• **TUGAS YANG DIKERJAKAN**
a. Jawab pertanyaan berikut berdasarkan artikel tentang ancaman Perang Dunia III:
(i) Dari kota mana berita Liputan6.com ini dilaporkan?
(ii) Menurut artikel, apa yang tidak ada di antara negara-negara besar?
(iii) Apa yang memperburuk situasi di Benua Biru?
b. Lanjutkan artikel tentang ancaman Perang Dunia III mulai dari kalimat sesudah bagian terakhirnya.

• **POTONGAN TEKS**
§

Sukses

3 Situasi Politik Ini Diprediksi Memicu Perang Dunia III

Peta politik setelah Perang Dingin berubah dan hal tersebut memicu konflik global selanjutnya, Perang Dunia III.

Liputan6.com, London - Adanya prospek konflik global atau bisa disebut Perang Dunia III baru-baru ini muncul ke permukaan. Peta politik dunia berubah sejak Perang Dunia II berakhir. Itu terjadi karena tak ada kekuatan dominan di antara negara-negara besar.

Eropa sehabis perang usai memiliki proyek bahwa dunia akan aman, berkeadilan sosial, dan manusia hidup harmoni satu sama lain. Namun, makin ke sini impian atas proyek itu kandas. Meningkatnya nasionalisme justru memperburuk situasi di Benua Biru yang penuh sejarah konflik berdarah.

§

• **ENTRI YANG DIAMBIL**
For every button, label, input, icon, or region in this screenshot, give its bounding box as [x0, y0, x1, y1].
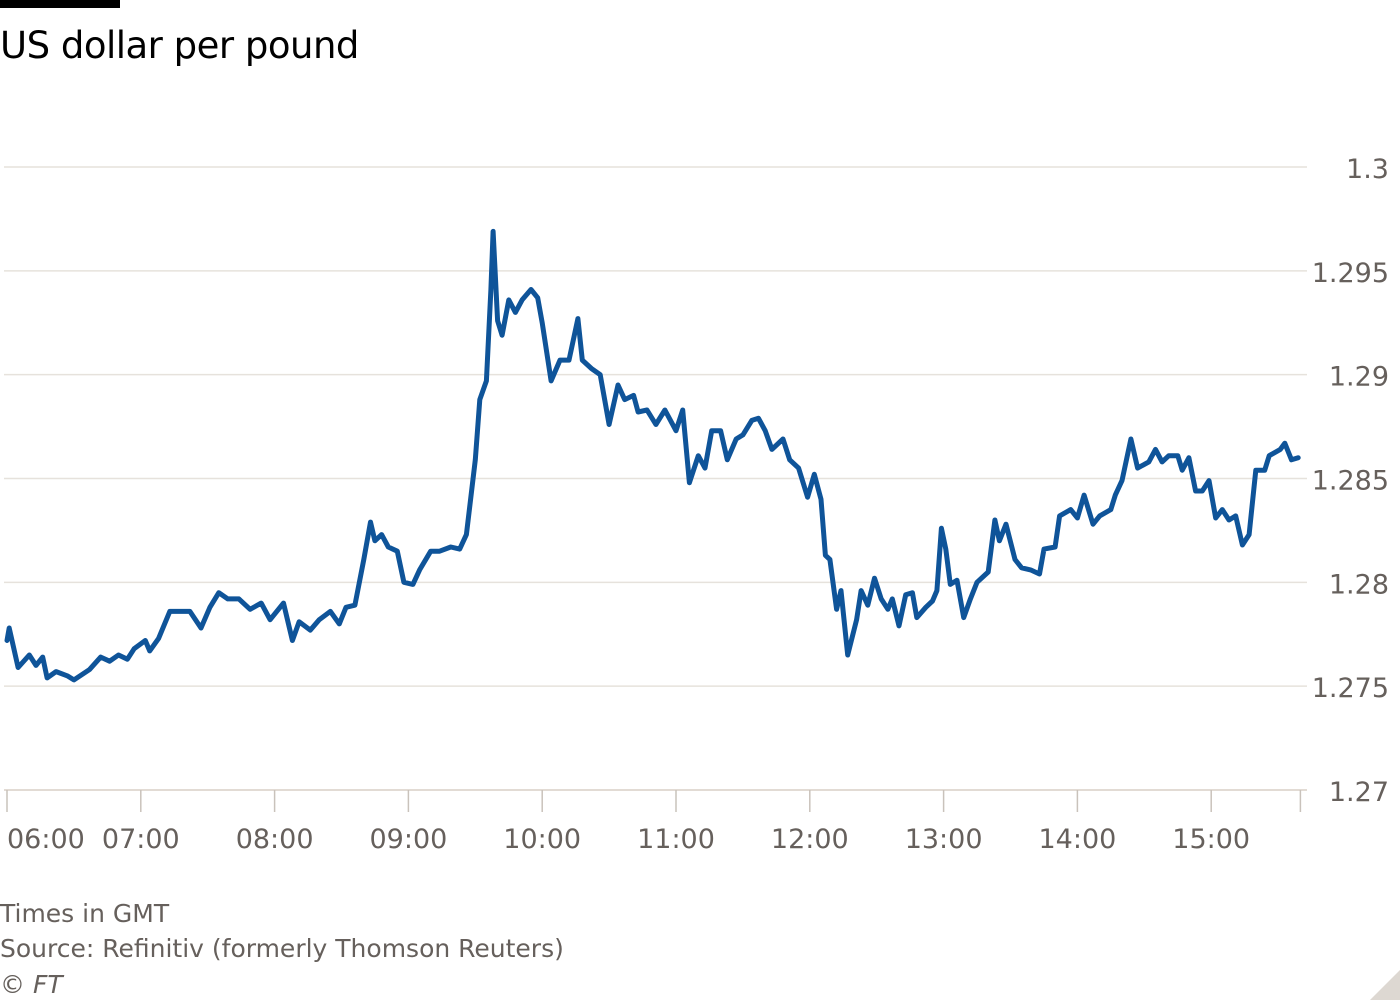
- y-tick-label: 1.275: [1312, 673, 1389, 704]
- ft-top-bar: [0, 0, 120, 8]
- x-tick-label: 15:00: [1172, 824, 1250, 855]
- source-note: Source: Refinitiv (formerly Thomson Reut…: [0, 934, 564, 963]
- chart-title: US dollar per pound: [0, 24, 359, 67]
- x-tick-label: 13:00: [905, 824, 983, 855]
- x-tick-label: 12:00: [771, 824, 849, 855]
- x-tick-label: 07:00: [102, 824, 180, 855]
- x-tick-label: 09:00: [369, 824, 447, 855]
- y-tick-label: 1.29: [1329, 362, 1389, 393]
- x-tick-label: 14:00: [1038, 824, 1116, 855]
- series-line-usd-per-gbp: [4, 228, 1301, 683]
- x-tick-label: 08:00: [236, 824, 314, 855]
- x-tick-label: 06:00: [7, 824, 85, 855]
- y-tick-label: 1.3: [1346, 154, 1389, 185]
- y-tick-label: 1.285: [1312, 466, 1389, 497]
- corner-fold-icon: [1370, 970, 1400, 1000]
- y-tick-label: 1.295: [1312, 258, 1389, 289]
- x-tick-label: 10:00: [503, 824, 581, 855]
- time-note: Times in GMT: [0, 899, 170, 928]
- y-tick-label: 1.27: [1329, 777, 1389, 808]
- x-tick-label: 11:00: [637, 824, 715, 855]
- y-tick-label: 1.28: [1329, 569, 1389, 600]
- chart-svg: 1.27 1.275 1.28 1.285 1.29 1.295 1.3 06:00 07:00…: [4, 154, 1389, 855]
- copyright: © FT: [0, 970, 63, 999]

§

• **HASIL BERURUTAN**
a.
(i) London.
(ii) Kekuatan dominan.
(iii) Meningkatnya nasionalisme.

b.
Pada Abad ke-20, kedua perang dunia itu tak dapat diperkirakan. Seperti dalam buku yang ditulis Christopher Clark The Sleepwalkers: How Europe Went to War in 1914. Buku yang dirilis saat 100 tahun Perang Dunia I itu memuat Eropa tak mengira akan terlibat perang.

Eroba sebelum Perang Dunia I diselimuti ketenangan. Abad ke-19 yang panjang penuh dengan perdamaian dan relatif stabil.

Kekuatan-kekuatan besar di Eropa telah terlibat dalam diplomasi dan perdagangan sebelum serangan pembantaian.

Hal itu dikemukakan oleh opini dari penulis Youssef El-Gingihy yang Liputan6.com kutip dari The Independent, Senin (13/3/2017).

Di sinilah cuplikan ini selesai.